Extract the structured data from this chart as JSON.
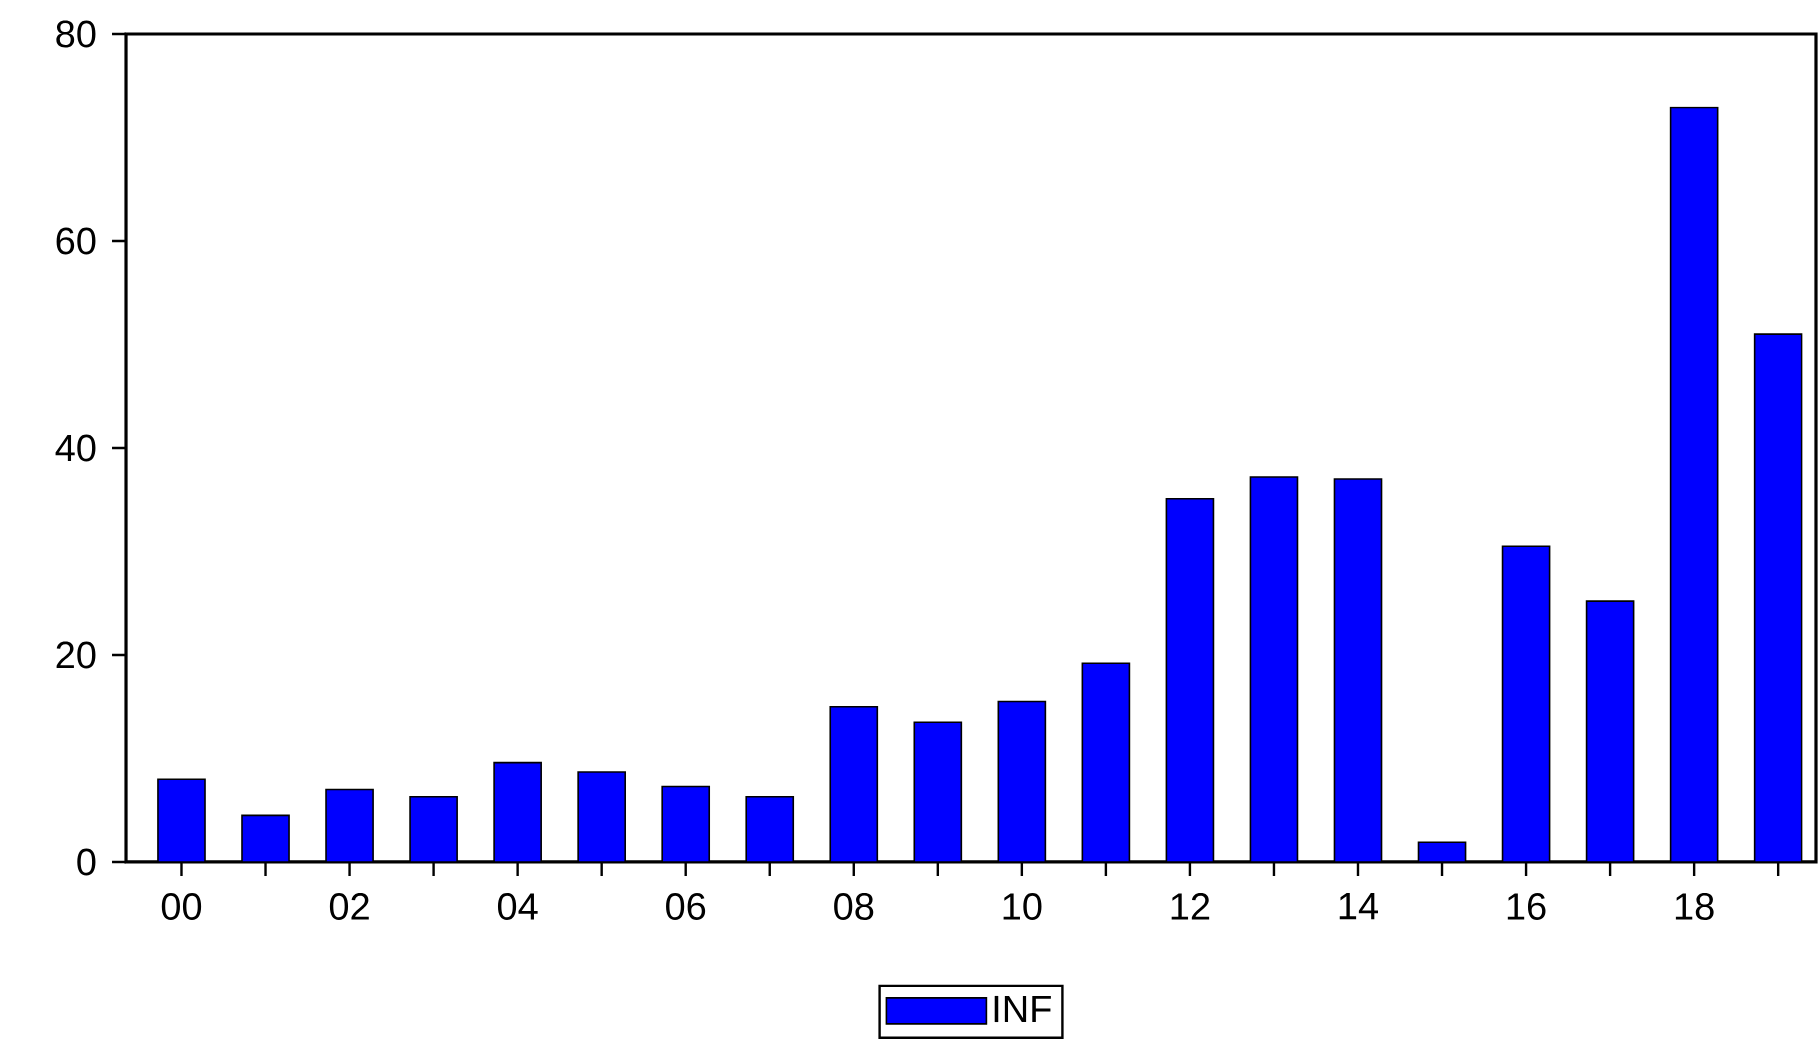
{
  "chart_data": {
    "type": "bar",
    "categories": [
      "00",
      null,
      "02",
      null,
      "04",
      null,
      "06",
      null,
      "08",
      null,
      "10",
      null,
      "12",
      null,
      "14",
      null,
      "16",
      null,
      "18",
      null
    ],
    "series": [
      {
        "name": "INF",
        "color": "#0000ff",
        "values": [
          8.0,
          4.5,
          7.0,
          6.3,
          9.6,
          8.7,
          7.3,
          6.3,
          15.0,
          13.5,
          15.5,
          19.2,
          35.1,
          37.2,
          37.0,
          1.9,
          30.5,
          25.2,
          72.9,
          51.0
        ]
      }
    ],
    "ylim": [
      0,
      80
    ],
    "yticks": [
      0,
      20,
      40,
      60,
      80
    ],
    "grid": false,
    "legend": "bottom"
  }
}
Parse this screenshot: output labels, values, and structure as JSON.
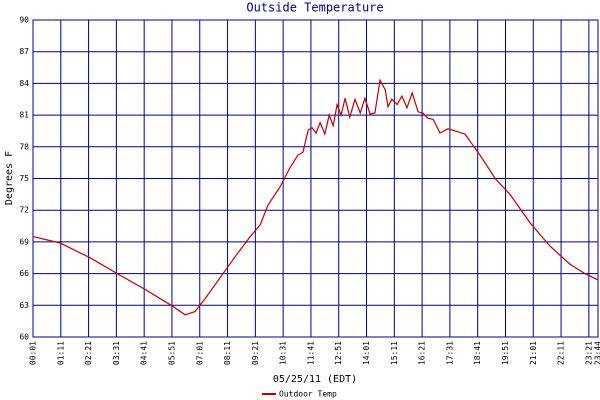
{
  "chart_data": {
    "type": "line",
    "title": "Outside Temperature",
    "y_label": "Degrees F",
    "x_label": "05/25/11 (EDT)",
    "grid": true,
    "grid_color": "#00008b",
    "legend": "bottom",
    "xlim": [
      1,
      1424
    ],
    "xticks": [
      {
        "value": 1,
        "label": "00:01"
      },
      {
        "value": 71,
        "label": "01:11"
      },
      {
        "value": 141,
        "label": "02:21"
      },
      {
        "value": 211,
        "label": "03:31"
      },
      {
        "value": 281,
        "label": "04:41"
      },
      {
        "value": 351,
        "label": "05:51"
      },
      {
        "value": 421,
        "label": "07:01"
      },
      {
        "value": 491,
        "label": "08:11"
      },
      {
        "value": 561,
        "label": "09:21"
      },
      {
        "value": 631,
        "label": "10:31"
      },
      {
        "value": 701,
        "label": "11:41"
      },
      {
        "value": 771,
        "label": "12:51"
      },
      {
        "value": 841,
        "label": "14:01"
      },
      {
        "value": 911,
        "label": "15:11"
      },
      {
        "value": 981,
        "label": "16:21"
      },
      {
        "value": 1051,
        "label": "17:31"
      },
      {
        "value": 1121,
        "label": "18:41"
      },
      {
        "value": 1191,
        "label": "19:51"
      },
      {
        "value": 1261,
        "label": "21:01"
      },
      {
        "value": 1331,
        "label": "22:11"
      },
      {
        "value": 1401,
        "label": "23:21"
      },
      {
        "value": 1424,
        "label": "23:44"
      }
    ],
    "ylim": [
      60,
      90
    ],
    "yticks": [
      60,
      63,
      66,
      69,
      72,
      75,
      78,
      81,
      84,
      87,
      90
    ],
    "x": [
      1,
      69,
      145,
      213,
      283,
      349,
      384,
      409,
      434,
      472,
      510,
      548,
      573,
      593,
      623,
      648,
      668,
      681,
      694,
      704,
      714,
      724,
      736,
      747,
      757,
      767,
      777,
      787,
      799,
      812,
      825,
      837,
      850,
      862,
      875,
      888,
      895,
      905,
      918,
      930,
      943,
      956,
      971,
      983,
      996,
      1009,
      1026,
      1046,
      1064,
      1089,
      1127,
      1165,
      1202,
      1253,
      1303,
      1353,
      1391,
      1424
    ],
    "series": [
      {
        "name": "Outdoor Temp",
        "color": "#c00000",
        "values": [
          69.5,
          68.9,
          67.5,
          66.0,
          64.5,
          63.0,
          62.1,
          62.4,
          63.6,
          65.6,
          67.6,
          69.5,
          70.6,
          72.5,
          74.2,
          76.0,
          77.2,
          77.5,
          79.6,
          79.8,
          79.3,
          80.3,
          79.2,
          81.0,
          80.0,
          82.0,
          81.0,
          82.6,
          80.8,
          82.5,
          81.2,
          82.6,
          81.1,
          81.2,
          84.3,
          83.4,
          81.8,
          82.5,
          82.0,
          82.8,
          81.7,
          83.1,
          81.3,
          81.2,
          80.7,
          80.6,
          79.3,
          79.7,
          79.5,
          79.2,
          77.2,
          75.0,
          73.5,
          70.8,
          68.6,
          66.9,
          66.0,
          65.4
        ]
      }
    ]
  }
}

Requirements: Scan the material above for the string "this" and report each line where you find it.

Final result:
Extract the structured data from this chart as JSON.
Parse this screenshot: output labels, values, and structure as JSON.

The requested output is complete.